Do this:
Return the material word for word. Do not include the pictures.

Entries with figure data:
##############################

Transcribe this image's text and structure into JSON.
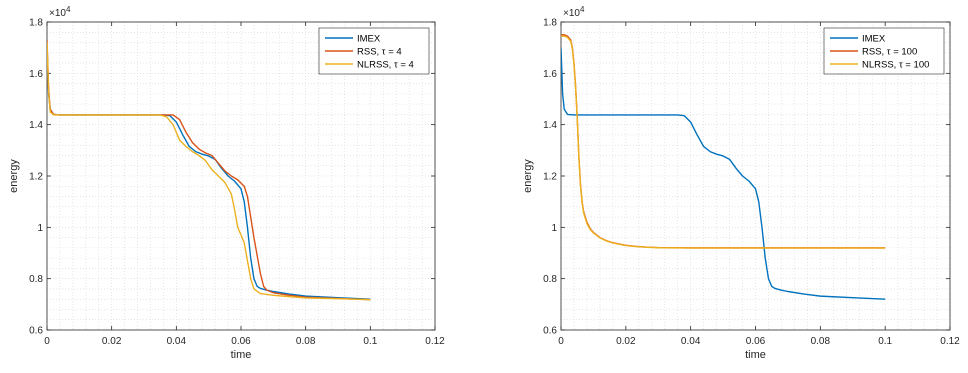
{
  "chart_data": [
    {
      "type": "line",
      "xlabel": "time",
      "ylabel": "energy",
      "xlim": [
        0,
        0.12
      ],
      "ylim": [
        6000,
        18000
      ],
      "xticks": [
        "0",
        "0.02",
        "0.04",
        "0.06",
        "0.08",
        "0.1",
        "0.12"
      ],
      "yticks": [
        "0.6",
        "0.8",
        "1",
        "1.2",
        "1.4",
        "1.6",
        "1.8"
      ],
      "y_exponent_label": "×10",
      "y_exponent_power": "4",
      "grid": "minor-dotted",
      "legend_position": "top-right",
      "legend": [
        "IMEX",
        "RSS, τ = 4",
        "NLRSS, τ = 4"
      ],
      "series": [
        {
          "name": "IMEX",
          "color": "#0072BD",
          "x": [
            0,
            0.0005,
            0.001,
            0.002,
            0.004,
            0.02,
            0.036,
            0.038,
            0.04,
            0.042,
            0.044,
            0.046,
            0.048,
            0.05,
            0.052,
            0.054,
            0.056,
            0.058,
            0.06,
            0.061,
            0.062,
            0.063,
            0.064,
            0.065,
            0.066,
            0.068,
            0.07,
            0.075,
            0.08,
            0.09,
            0.1
          ],
          "y": [
            17000,
            15200,
            14600,
            14400,
            14380,
            14380,
            14380,
            14350,
            14100,
            13600,
            13150,
            12950,
            12850,
            12780,
            12650,
            12300,
            12000,
            11800,
            11500,
            11000,
            10000,
            8800,
            8000,
            7700,
            7620,
            7550,
            7500,
            7400,
            7320,
            7260,
            7200
          ]
        },
        {
          "name": "RSS, τ = 4",
          "color": "#D95319",
          "x": [
            0,
            0.0005,
            0.001,
            0.002,
            0.004,
            0.02,
            0.037,
            0.039,
            0.041,
            0.043,
            0.045,
            0.047,
            0.049,
            0.051,
            0.053,
            0.055,
            0.057,
            0.059,
            0.061,
            0.062,
            0.063,
            0.064,
            0.065,
            0.066,
            0.067,
            0.068,
            0.07,
            0.075,
            0.08,
            0.09,
            0.1
          ],
          "y": [
            17300,
            15400,
            14600,
            14400,
            14380,
            14380,
            14380,
            14380,
            14200,
            13700,
            13300,
            13050,
            12900,
            12800,
            12500,
            12200,
            12000,
            11850,
            11600,
            11200,
            10400,
            9600,
            8900,
            8200,
            7700,
            7550,
            7450,
            7350,
            7280,
            7230,
            7180
          ]
        },
        {
          "name": "NLRSS, τ = 4",
          "color": "#EDB120",
          "x": [
            0,
            0.0005,
            0.001,
            0.002,
            0.004,
            0.02,
            0.035,
            0.037,
            0.039,
            0.041,
            0.043,
            0.045,
            0.047,
            0.049,
            0.051,
            0.053,
            0.055,
            0.057,
            0.058,
            0.059,
            0.06,
            0.061,
            0.062,
            0.063,
            0.064,
            0.066,
            0.07,
            0.075,
            0.08,
            0.09,
            0.1
          ],
          "y": [
            17200,
            15300,
            14500,
            14380,
            14380,
            14380,
            14380,
            14300,
            14000,
            13400,
            13150,
            12950,
            12800,
            12600,
            12250,
            12000,
            11750,
            11300,
            10700,
            10000,
            9700,
            9400,
            8700,
            8000,
            7600,
            7420,
            7350,
            7300,
            7250,
            7220,
            7180
          ]
        }
      ]
    },
    {
      "type": "line",
      "xlabel": "time",
      "ylabel": "energy",
      "xlim": [
        0,
        0.12
      ],
      "ylim": [
        6000,
        18000
      ],
      "xticks": [
        "0",
        "0.02",
        "0.04",
        "0.06",
        "0.08",
        "0.1",
        "0.12"
      ],
      "yticks": [
        "0.6",
        "0.8",
        "1",
        "1.2",
        "1.4",
        "1.6",
        "1.8"
      ],
      "y_exponent_label": "×10",
      "y_exponent_power": "4",
      "grid": "minor-dotted",
      "legend_position": "top-right",
      "legend": [
        "IMEX",
        "RSS, τ = 100",
        "NLRSS, τ = 100"
      ],
      "series": [
        {
          "name": "IMEX",
          "color": "#0072BD",
          "x": [
            0,
            0.0005,
            0.001,
            0.002,
            0.004,
            0.02,
            0.036,
            0.038,
            0.04,
            0.042,
            0.044,
            0.046,
            0.048,
            0.05,
            0.052,
            0.054,
            0.056,
            0.058,
            0.06,
            0.061,
            0.062,
            0.063,
            0.064,
            0.065,
            0.066,
            0.068,
            0.07,
            0.075,
            0.08,
            0.09,
            0.1
          ],
          "y": [
            17000,
            15200,
            14600,
            14400,
            14380,
            14380,
            14380,
            14350,
            14100,
            13600,
            13150,
            12950,
            12850,
            12780,
            12650,
            12300,
            12000,
            11800,
            11500,
            11000,
            10000,
            8800,
            8000,
            7700,
            7620,
            7550,
            7500,
            7400,
            7320,
            7260,
            7200
          ]
        },
        {
          "name": "RSS, τ = 100",
          "color": "#D95319",
          "x": [
            0,
            0.001,
            0.002,
            0.003,
            0.0035,
            0.004,
            0.0045,
            0.005,
            0.0055,
            0.006,
            0.0065,
            0.007,
            0.008,
            0.009,
            0.01,
            0.012,
            0.014,
            0.016,
            0.018,
            0.02,
            0.023,
            0.026,
            0.03,
            0.04,
            0.06,
            0.08,
            0.1
          ],
          "y": [
            17500,
            17500,
            17450,
            17300,
            17000,
            16400,
            15500,
            14300,
            12800,
            11700,
            11000,
            10600,
            10200,
            9950,
            9800,
            9600,
            9480,
            9400,
            9350,
            9300,
            9260,
            9230,
            9210,
            9200,
            9200,
            9200,
            9200
          ]
        },
        {
          "name": "NLRSS, τ = 100",
          "color": "#EDB120",
          "x": [
            0,
            0.001,
            0.002,
            0.003,
            0.0035,
            0.004,
            0.0045,
            0.005,
            0.0055,
            0.006,
            0.0065,
            0.007,
            0.008,
            0.009,
            0.01,
            0.012,
            0.014,
            0.016,
            0.018,
            0.02,
            0.023,
            0.026,
            0.03,
            0.04,
            0.06,
            0.08,
            0.1
          ],
          "y": [
            17450,
            17450,
            17400,
            17250,
            16950,
            16350,
            15450,
            14250,
            12750,
            11650,
            10950,
            10550,
            10150,
            9920,
            9780,
            9590,
            9470,
            9390,
            9340,
            9290,
            9250,
            9225,
            9205,
            9195,
            9195,
            9195,
            9195
          ]
        }
      ]
    }
  ]
}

##############################

The response:
Transcribe this image's text and structure into JSON.
{
  "chart_data": [
    {
      "type": "line",
      "xlabel": "time",
      "ylabel": "energy",
      "xlim": [
        0,
        0.12
      ],
      "ylim": [
        6000,
        18000
      ],
      "xticks": [
        "0",
        "0.02",
        "0.04",
        "0.06",
        "0.08",
        "0.1",
        "0.12"
      ],
      "yticks": [
        "0.6",
        "0.8",
        "1",
        "1.2",
        "1.4",
        "1.6",
        "1.8"
      ],
      "y_exponent_label": "×10",
      "y_exponent_power": "4",
      "grid": "minor-dotted",
      "legend_position": "top-right",
      "legend": [
        "IMEX",
        "RSS, τ = 4",
        "NLRSS, τ = 4"
      ],
      "series": [
        {
          "name": "IMEX",
          "color": "#0072BD",
          "x": [
            0,
            0.0005,
            0.001,
            0.002,
            0.004,
            0.02,
            0.036,
            0.038,
            0.04,
            0.042,
            0.044,
            0.046,
            0.048,
            0.05,
            0.052,
            0.054,
            0.056,
            0.058,
            0.06,
            0.061,
            0.062,
            0.063,
            0.064,
            0.065,
            0.066,
            0.068,
            0.07,
            0.075,
            0.08,
            0.09,
            0.1
          ],
          "y": [
            17000,
            15200,
            14600,
            14400,
            14380,
            14380,
            14380,
            14350,
            14100,
            13600,
            13150,
            12950,
            12850,
            12780,
            12650,
            12300,
            12000,
            11800,
            11500,
            11000,
            10000,
            8800,
            8000,
            7700,
            7620,
            7550,
            7500,
            7400,
            7320,
            7260,
            7200
          ]
        },
        {
          "name": "RSS, τ = 4",
          "color": "#D95319",
          "x": [
            0,
            0.0005,
            0.001,
            0.002,
            0.004,
            0.02,
            0.037,
            0.039,
            0.041,
            0.043,
            0.045,
            0.047,
            0.049,
            0.051,
            0.053,
            0.055,
            0.057,
            0.059,
            0.061,
            0.062,
            0.063,
            0.064,
            0.065,
            0.066,
            0.067,
            0.068,
            0.07,
            0.075,
            0.08,
            0.09,
            0.1
          ],
          "y": [
            17300,
            15400,
            14600,
            14400,
            14380,
            14380,
            14380,
            14380,
            14200,
            13700,
            13300,
            13050,
            12900,
            12800,
            12500,
            12200,
            12000,
            11850,
            11600,
            11200,
            10400,
            9600,
            8900,
            8200,
            7700,
            7550,
            7450,
            7350,
            7280,
            7230,
            7180
          ]
        },
        {
          "name": "NLRSS, τ = 4",
          "color": "#EDB120",
          "x": [
            0,
            0.0005,
            0.001,
            0.002,
            0.004,
            0.02,
            0.035,
            0.037,
            0.039,
            0.041,
            0.043,
            0.045,
            0.047,
            0.049,
            0.051,
            0.053,
            0.055,
            0.057,
            0.058,
            0.059,
            0.06,
            0.061,
            0.062,
            0.063,
            0.064,
            0.066,
            0.07,
            0.075,
            0.08,
            0.09,
            0.1
          ],
          "y": [
            17200,
            15300,
            14500,
            14380,
            14380,
            14380,
            14380,
            14300,
            14000,
            13400,
            13150,
            12950,
            12800,
            12600,
            12250,
            12000,
            11750,
            11300,
            10700,
            10000,
            9700,
            9400,
            8700,
            8000,
            7600,
            7420,
            7350,
            7300,
            7250,
            7220,
            7180
          ]
        }
      ]
    },
    {
      "type": "line",
      "xlabel": "time",
      "ylabel": "energy",
      "xlim": [
        0,
        0.12
      ],
      "ylim": [
        6000,
        18000
      ],
      "xticks": [
        "0",
        "0.02",
        "0.04",
        "0.06",
        "0.08",
        "0.1",
        "0.12"
      ],
      "yticks": [
        "0.6",
        "0.8",
        "1",
        "1.2",
        "1.4",
        "1.6",
        "1.8"
      ],
      "y_exponent_label": "×10",
      "y_exponent_power": "4",
      "grid": "minor-dotted",
      "legend_position": "top-right",
      "legend": [
        "IMEX",
        "RSS, τ = 100",
        "NLRSS, τ = 100"
      ],
      "series": [
        {
          "name": "IMEX",
          "color": "#0072BD",
          "x": [
            0,
            0.0005,
            0.001,
            0.002,
            0.004,
            0.02,
            0.036,
            0.038,
            0.04,
            0.042,
            0.044,
            0.046,
            0.048,
            0.05,
            0.052,
            0.054,
            0.056,
            0.058,
            0.06,
            0.061,
            0.062,
            0.063,
            0.064,
            0.065,
            0.066,
            0.068,
            0.07,
            0.075,
            0.08,
            0.09,
            0.1
          ],
          "y": [
            17000,
            15200,
            14600,
            14400,
            14380,
            14380,
            14380,
            14350,
            14100,
            13600,
            13150,
            12950,
            12850,
            12780,
            12650,
            12300,
            12000,
            11800,
            11500,
            11000,
            10000,
            8800,
            8000,
            7700,
            7620,
            7550,
            7500,
            7400,
            7320,
            7260,
            7200
          ]
        },
        {
          "name": "RSS, τ = 100",
          "color": "#D95319",
          "x": [
            0,
            0.001,
            0.002,
            0.003,
            0.0035,
            0.004,
            0.0045,
            0.005,
            0.0055,
            0.006,
            0.0065,
            0.007,
            0.008,
            0.009,
            0.01,
            0.012,
            0.014,
            0.016,
            0.018,
            0.02,
            0.023,
            0.026,
            0.03,
            0.04,
            0.06,
            0.08,
            0.1
          ],
          "y": [
            17500,
            17500,
            17450,
            17300,
            17000,
            16400,
            15500,
            14300,
            12800,
            11700,
            11000,
            10600,
            10200,
            9950,
            9800,
            9600,
            9480,
            9400,
            9350,
            9300,
            9260,
            9230,
            9210,
            9200,
            9200,
            9200,
            9200
          ]
        },
        {
          "name": "NLRSS, τ = 100",
          "color": "#EDB120",
          "x": [
            0,
            0.001,
            0.002,
            0.003,
            0.0035,
            0.004,
            0.0045,
            0.005,
            0.0055,
            0.006,
            0.0065,
            0.007,
            0.008,
            0.009,
            0.01,
            0.012,
            0.014,
            0.016,
            0.018,
            0.02,
            0.023,
            0.026,
            0.03,
            0.04,
            0.06,
            0.08,
            0.1
          ],
          "y": [
            17450,
            17450,
            17400,
            17250,
            16950,
            16350,
            15450,
            14250,
            12750,
            11650,
            10950,
            10550,
            10150,
            9920,
            9780,
            9590,
            9470,
            9390,
            9340,
            9290,
            9250,
            9225,
            9205,
            9195,
            9195,
            9195,
            9195
          ]
        }
      ]
    }
  ]
}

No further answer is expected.